(Exercise aim)
Leave out the pictures and repeat the rest of the material exactly.

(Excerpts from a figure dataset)
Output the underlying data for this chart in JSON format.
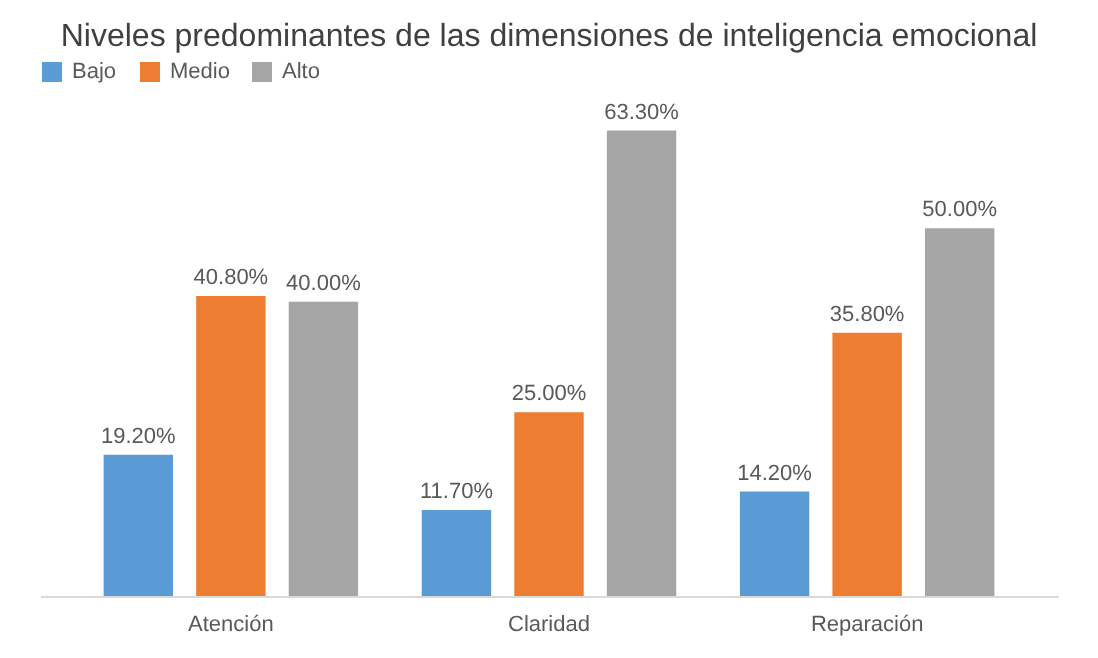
{
  "chart_data": {
    "type": "bar",
    "title": "Niveles predominantes de las dimensiones de inteligencia emocional",
    "categories": [
      "Atención",
      "Claridad",
      "Reparación"
    ],
    "series": [
      {
        "name": "Bajo",
        "color": "#5b9bd5",
        "values": [
          19.2,
          11.7,
          14.2
        ],
        "value_labels": [
          "19.20%",
          "11.70%",
          "14.20%"
        ]
      },
      {
        "name": "Medio",
        "color": "#ed7d31",
        "values": [
          40.8,
          25.0,
          35.8
        ],
        "value_labels": [
          "40.80%",
          "25.00%",
          "35.80%"
        ]
      },
      {
        "name": "Alto",
        "color": "#a5a5a5",
        "values": [
          40.0,
          63.3,
          50.0
        ],
        "value_labels": [
          "40.00%",
          "63.30%",
          "50.00%"
        ]
      }
    ],
    "legend": "top",
    "grid": false
  }
}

(Full output)
Output the underlying data for this chart in JSON format.
{
  "chart_data": {
    "type": "bar",
    "title": "Niveles predominantes de las dimensiones de inteligencia emocional",
    "categories": [
      "Atención",
      "Claridad",
      "Reparación"
    ],
    "series": [
      {
        "name": "Bajo",
        "color": "#5b9bd5",
        "values": [
          19.2,
          11.7,
          14.2
        ],
        "value_labels": [
          "19.20%",
          "11.70%",
          "14.20%"
        ]
      },
      {
        "name": "Medio",
        "color": "#ed7d31",
        "values": [
          40.8,
          25.0,
          35.8
        ],
        "value_labels": [
          "40.80%",
          "25.00%",
          "35.80%"
        ]
      },
      {
        "name": "Alto",
        "color": "#a5a5a5",
        "values": [
          40.0,
          63.3,
          50.0
        ],
        "value_labels": [
          "40.00%",
          "63.30%",
          "50.00%"
        ]
      }
    ],
    "legend": "top",
    "grid": false
  }
}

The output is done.